---- Exercise materials
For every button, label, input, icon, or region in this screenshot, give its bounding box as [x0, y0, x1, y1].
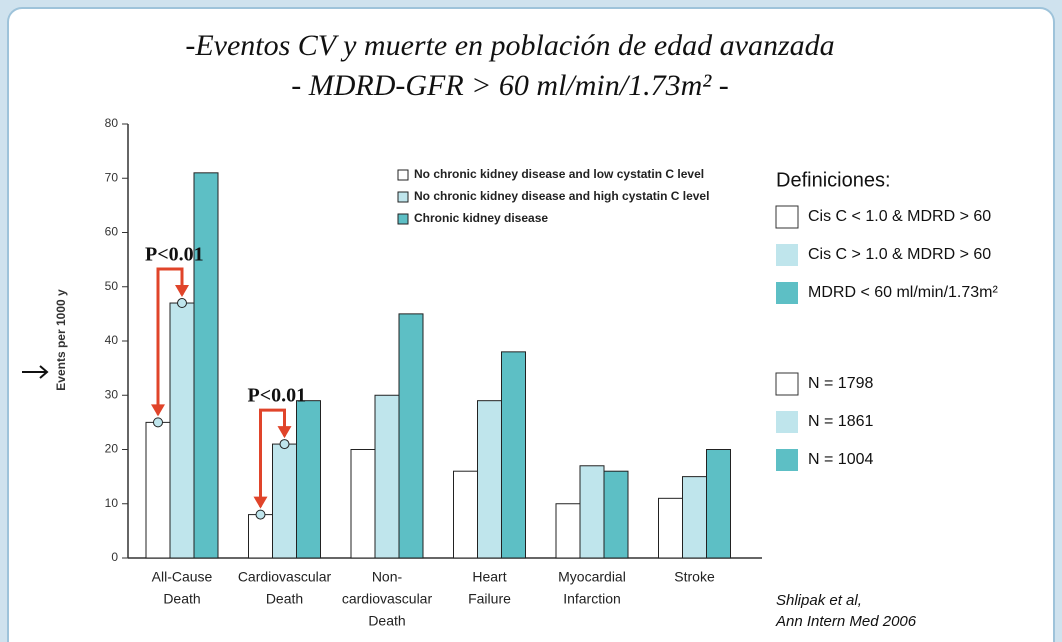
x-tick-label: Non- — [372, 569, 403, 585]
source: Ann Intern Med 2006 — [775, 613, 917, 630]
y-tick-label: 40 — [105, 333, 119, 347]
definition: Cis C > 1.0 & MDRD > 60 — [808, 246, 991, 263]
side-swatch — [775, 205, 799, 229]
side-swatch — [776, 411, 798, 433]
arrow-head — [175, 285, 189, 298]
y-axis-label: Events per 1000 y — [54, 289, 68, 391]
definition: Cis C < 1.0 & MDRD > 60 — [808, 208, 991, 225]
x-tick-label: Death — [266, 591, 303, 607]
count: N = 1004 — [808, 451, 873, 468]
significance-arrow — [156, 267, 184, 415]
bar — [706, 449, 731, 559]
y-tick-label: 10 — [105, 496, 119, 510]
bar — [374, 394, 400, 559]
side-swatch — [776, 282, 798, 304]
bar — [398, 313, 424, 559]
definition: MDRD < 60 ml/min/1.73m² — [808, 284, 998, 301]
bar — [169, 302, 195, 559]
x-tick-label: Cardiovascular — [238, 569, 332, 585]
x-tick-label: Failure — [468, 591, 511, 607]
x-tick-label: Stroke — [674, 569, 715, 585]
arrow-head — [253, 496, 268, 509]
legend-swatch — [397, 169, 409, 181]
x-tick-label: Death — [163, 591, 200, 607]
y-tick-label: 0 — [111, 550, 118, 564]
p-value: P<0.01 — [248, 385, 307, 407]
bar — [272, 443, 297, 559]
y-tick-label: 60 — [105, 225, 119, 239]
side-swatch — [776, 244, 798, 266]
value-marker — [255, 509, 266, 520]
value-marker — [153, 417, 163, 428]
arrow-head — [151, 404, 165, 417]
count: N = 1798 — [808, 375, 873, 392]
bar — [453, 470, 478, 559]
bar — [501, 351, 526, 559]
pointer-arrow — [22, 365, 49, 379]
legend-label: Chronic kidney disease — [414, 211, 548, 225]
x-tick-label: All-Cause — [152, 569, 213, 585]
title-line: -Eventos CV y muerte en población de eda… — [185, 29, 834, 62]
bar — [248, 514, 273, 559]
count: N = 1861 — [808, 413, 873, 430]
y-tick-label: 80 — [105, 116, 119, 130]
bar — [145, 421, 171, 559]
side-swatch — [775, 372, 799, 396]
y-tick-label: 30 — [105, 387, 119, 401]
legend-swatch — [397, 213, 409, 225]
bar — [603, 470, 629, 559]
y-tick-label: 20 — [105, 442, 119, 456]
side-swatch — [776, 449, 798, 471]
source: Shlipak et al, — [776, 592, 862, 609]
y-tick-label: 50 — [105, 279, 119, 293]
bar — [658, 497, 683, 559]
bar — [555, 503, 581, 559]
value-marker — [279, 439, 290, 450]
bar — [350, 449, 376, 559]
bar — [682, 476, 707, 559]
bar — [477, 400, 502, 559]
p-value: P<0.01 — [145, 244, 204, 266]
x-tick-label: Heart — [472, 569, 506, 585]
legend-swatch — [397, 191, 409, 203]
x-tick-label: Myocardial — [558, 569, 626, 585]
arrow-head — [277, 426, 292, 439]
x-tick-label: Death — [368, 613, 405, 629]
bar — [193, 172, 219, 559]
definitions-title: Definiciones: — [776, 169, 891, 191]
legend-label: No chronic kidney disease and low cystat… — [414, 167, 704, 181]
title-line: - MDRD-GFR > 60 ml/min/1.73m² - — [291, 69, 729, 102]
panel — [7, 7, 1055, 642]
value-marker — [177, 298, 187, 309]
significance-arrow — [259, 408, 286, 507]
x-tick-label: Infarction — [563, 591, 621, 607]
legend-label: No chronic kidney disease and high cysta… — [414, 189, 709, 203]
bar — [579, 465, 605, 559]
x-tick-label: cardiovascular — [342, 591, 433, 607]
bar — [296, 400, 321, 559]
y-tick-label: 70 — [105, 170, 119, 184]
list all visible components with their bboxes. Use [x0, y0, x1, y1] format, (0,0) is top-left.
--------
---- Exercise materials
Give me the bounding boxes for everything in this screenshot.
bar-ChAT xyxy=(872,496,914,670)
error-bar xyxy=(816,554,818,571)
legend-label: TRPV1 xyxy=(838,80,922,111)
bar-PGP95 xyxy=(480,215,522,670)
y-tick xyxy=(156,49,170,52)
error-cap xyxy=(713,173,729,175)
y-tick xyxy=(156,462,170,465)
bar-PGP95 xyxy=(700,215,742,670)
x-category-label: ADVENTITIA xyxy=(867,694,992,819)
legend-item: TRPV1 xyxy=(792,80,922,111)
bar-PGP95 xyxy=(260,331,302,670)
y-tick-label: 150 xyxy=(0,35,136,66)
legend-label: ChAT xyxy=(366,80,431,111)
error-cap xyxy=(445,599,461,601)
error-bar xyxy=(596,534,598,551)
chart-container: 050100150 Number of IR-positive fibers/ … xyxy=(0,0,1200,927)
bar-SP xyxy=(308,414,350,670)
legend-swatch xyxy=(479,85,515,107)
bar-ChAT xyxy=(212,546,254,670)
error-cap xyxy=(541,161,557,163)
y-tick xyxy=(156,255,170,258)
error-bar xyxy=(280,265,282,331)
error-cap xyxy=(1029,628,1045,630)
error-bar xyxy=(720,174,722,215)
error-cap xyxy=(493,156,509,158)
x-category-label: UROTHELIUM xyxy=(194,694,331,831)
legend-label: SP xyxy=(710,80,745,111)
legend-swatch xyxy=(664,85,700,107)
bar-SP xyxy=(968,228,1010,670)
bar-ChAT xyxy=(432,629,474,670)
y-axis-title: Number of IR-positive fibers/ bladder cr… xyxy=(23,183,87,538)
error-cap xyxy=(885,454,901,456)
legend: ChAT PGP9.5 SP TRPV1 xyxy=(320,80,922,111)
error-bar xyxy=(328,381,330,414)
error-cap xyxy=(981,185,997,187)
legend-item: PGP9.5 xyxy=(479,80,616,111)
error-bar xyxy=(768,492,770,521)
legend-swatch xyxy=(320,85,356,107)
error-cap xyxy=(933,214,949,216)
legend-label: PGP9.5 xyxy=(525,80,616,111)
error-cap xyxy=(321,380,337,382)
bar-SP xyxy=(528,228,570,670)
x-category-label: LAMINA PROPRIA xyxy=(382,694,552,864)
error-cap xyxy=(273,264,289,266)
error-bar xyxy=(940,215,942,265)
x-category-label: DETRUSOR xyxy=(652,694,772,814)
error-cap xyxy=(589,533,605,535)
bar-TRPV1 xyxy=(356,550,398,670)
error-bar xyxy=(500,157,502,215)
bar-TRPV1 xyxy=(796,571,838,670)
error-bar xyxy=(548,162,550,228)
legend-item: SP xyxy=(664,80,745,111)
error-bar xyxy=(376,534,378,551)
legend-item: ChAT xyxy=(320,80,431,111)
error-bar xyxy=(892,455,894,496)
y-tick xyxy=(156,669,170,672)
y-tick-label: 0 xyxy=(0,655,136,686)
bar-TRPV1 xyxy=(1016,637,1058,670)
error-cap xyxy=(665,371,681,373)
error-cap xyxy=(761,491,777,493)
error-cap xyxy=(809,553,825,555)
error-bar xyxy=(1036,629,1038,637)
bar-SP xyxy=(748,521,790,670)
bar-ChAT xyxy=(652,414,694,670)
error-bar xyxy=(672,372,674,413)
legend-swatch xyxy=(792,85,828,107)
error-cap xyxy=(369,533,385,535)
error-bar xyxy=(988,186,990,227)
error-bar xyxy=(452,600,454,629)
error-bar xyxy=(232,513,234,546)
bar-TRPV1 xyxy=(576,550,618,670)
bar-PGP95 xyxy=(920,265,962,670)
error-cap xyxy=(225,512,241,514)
--------
#### [Given task]
Change "side-swatch" to "legend-swatch" in the lines from the one with "x-tick-label: Non- — [372, 569, 403, 585]" up to and including the one with "arrow-head — [175, 285, 189, 298]", and give back only those lines with nothing else altered.

#### [Complete response]
x-tick-label: Non- — [372, 569, 403, 585]
source: Ann Intern Med 2006 — [775, 613, 917, 630]
y-tick-label: 40 — [105, 333, 119, 347]
definition: Cis C > 1.0 & MDRD > 60 — [808, 246, 991, 263]
legend-swatch — [775, 205, 799, 229]
legend-swatch — [776, 411, 798, 433]
arrow-head — [175, 285, 189, 298]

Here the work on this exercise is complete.